MATERIAL PROVIDED:
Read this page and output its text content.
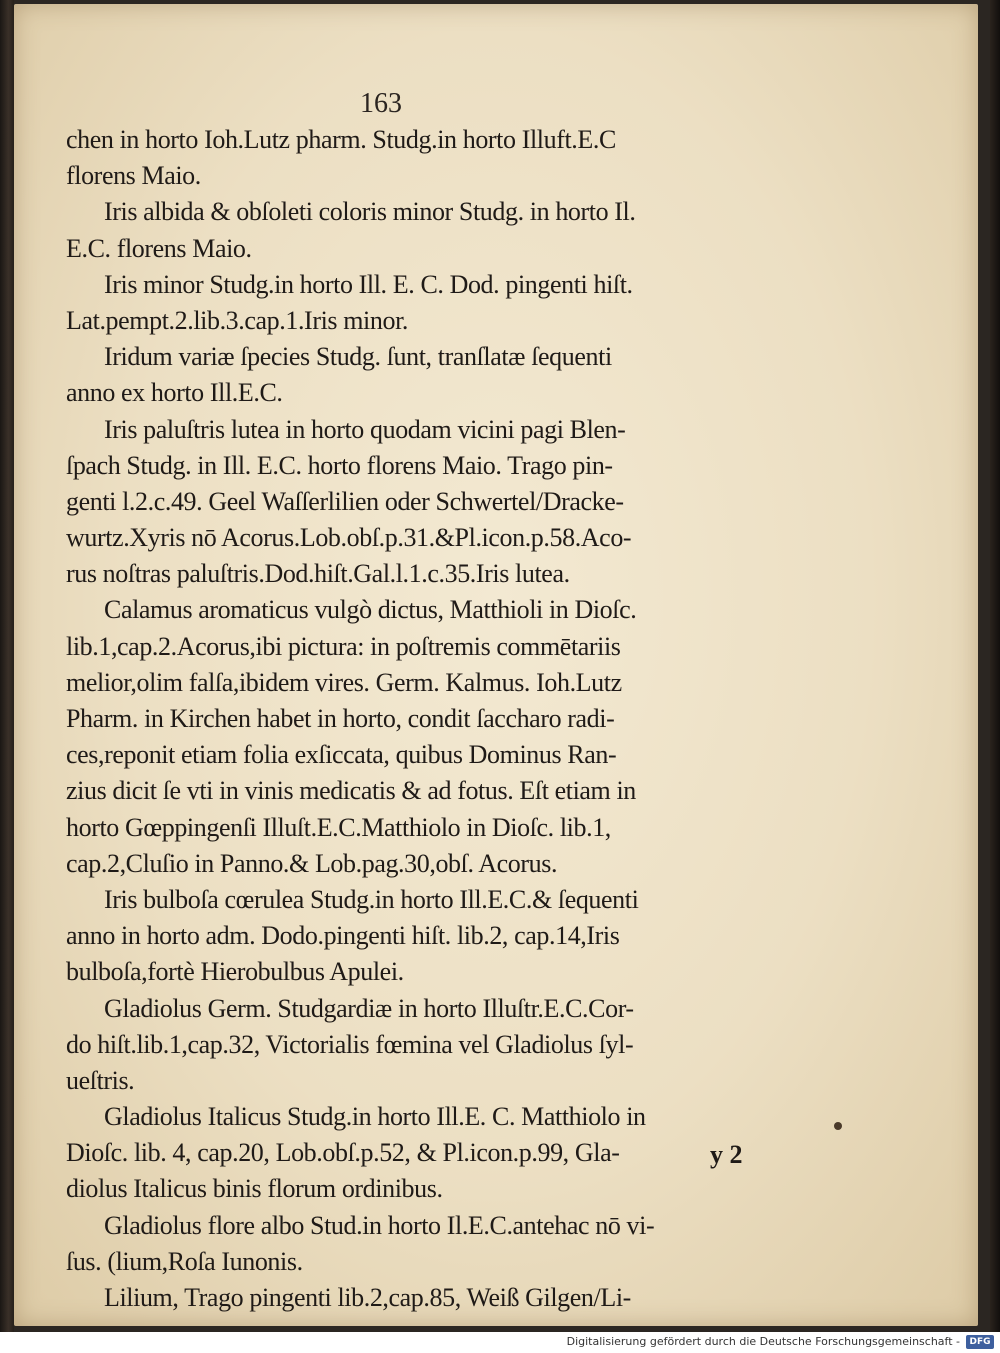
163
chen in horto Ioh.Lutz pharm. Studg.in horto Illuft.E.C
florens Maio.
Iris albida & obſoleti coloris minor Studg. in horto Il.
E.C. florens Maio.
Iris minor Studg.in horto Ill. E. C. Dod. pingenti hiſt.
Lat.pempt.2.lib.3.cap.1.Iris minor.
Iridum variæ ſpecies Studg. ſunt, tranſlatæ ſequenti
anno ex horto Ill.E.C.
Iris paluſtris lutea in horto quodam vicini pagi Blen-
ſpach Studg. in Ill. E.C. horto florens Maio. Trago pin-
genti l.2.c.49. Geel Waſſerlilien oder Schwertel/Dracke-
wurtz.Xyris nō Acorus.Lob.obſ.p.31.&Pl.icon.p.58.Aco-
rus noſtras paluſtris.Dod.hiſt.Gal.l.1.c.35.Iris lutea.
Calamus aromaticus vulgò dictus, Matthioli in Dioſc.
lib.1,cap.2.Acorus,ibi pictura: in poſtremis commētariis
melior,olim falſa,ibidem vires. Germ. Kalmus. Ioh.Lutz
Pharm. in Kirchen habet in horto, condit ſaccharo radi-
ces,reponit etiam folia exſiccata, quibus Dominus Ran-
zius dicit ſe vti in vinis medicatis & ad fotus. Eſt etiam in
horto Gœppingenſi Illuſt.E.C.Matthiolo in Dioſc. lib.1,
cap.2,Cluſio in Panno.& Lob.pag.30,obſ. Acorus.
Iris bulboſa cœrulea Studg.in horto Ill.E.C.& ſequenti
anno in horto adm. Dodo.pingenti hiſt. lib.2, cap.14,Iris
bulboſa,fortè Hierobulbus Apulei.
Gladiolus Germ. Studgardiæ in horto Illuſtr.E.C.Cor-
do hiſt.lib.1,cap.32, Victorialis fœmina vel Gladiolus ſyl-
ueſtris.
Gladiolus Italicus Studg.in horto Ill.E. C. Matthiolo in
Dioſc. lib. 4, cap.20, Lob.obſ.p.52, & Pl.icon.p.99, Gla-
diolus Italicus binis florum ordinibus.
Gladiolus flore albo Stud.in horto Il.E.C.antehac nō vi-
ſus. (lium,Roſa Iunonis.
Lilium, Trago pingenti lib.2,cap.85, Weiß Gilgen/Li-
y 2
Digitalisierung gefördert durch die Deutsche Forschungsgemeinschaft -	DFG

OBJECTIVE:
Gather every line from the listing above in which the word "minor" appears.

ANSWER FOR THE TASK:
Iris albida & obſoleti coloris minor Studg. in horto Il.
Iris minor Studg.in horto Ill. E. C. Dod. pingenti hiſt.
Lat.pempt.2.lib.3.cap.1.Iris minor.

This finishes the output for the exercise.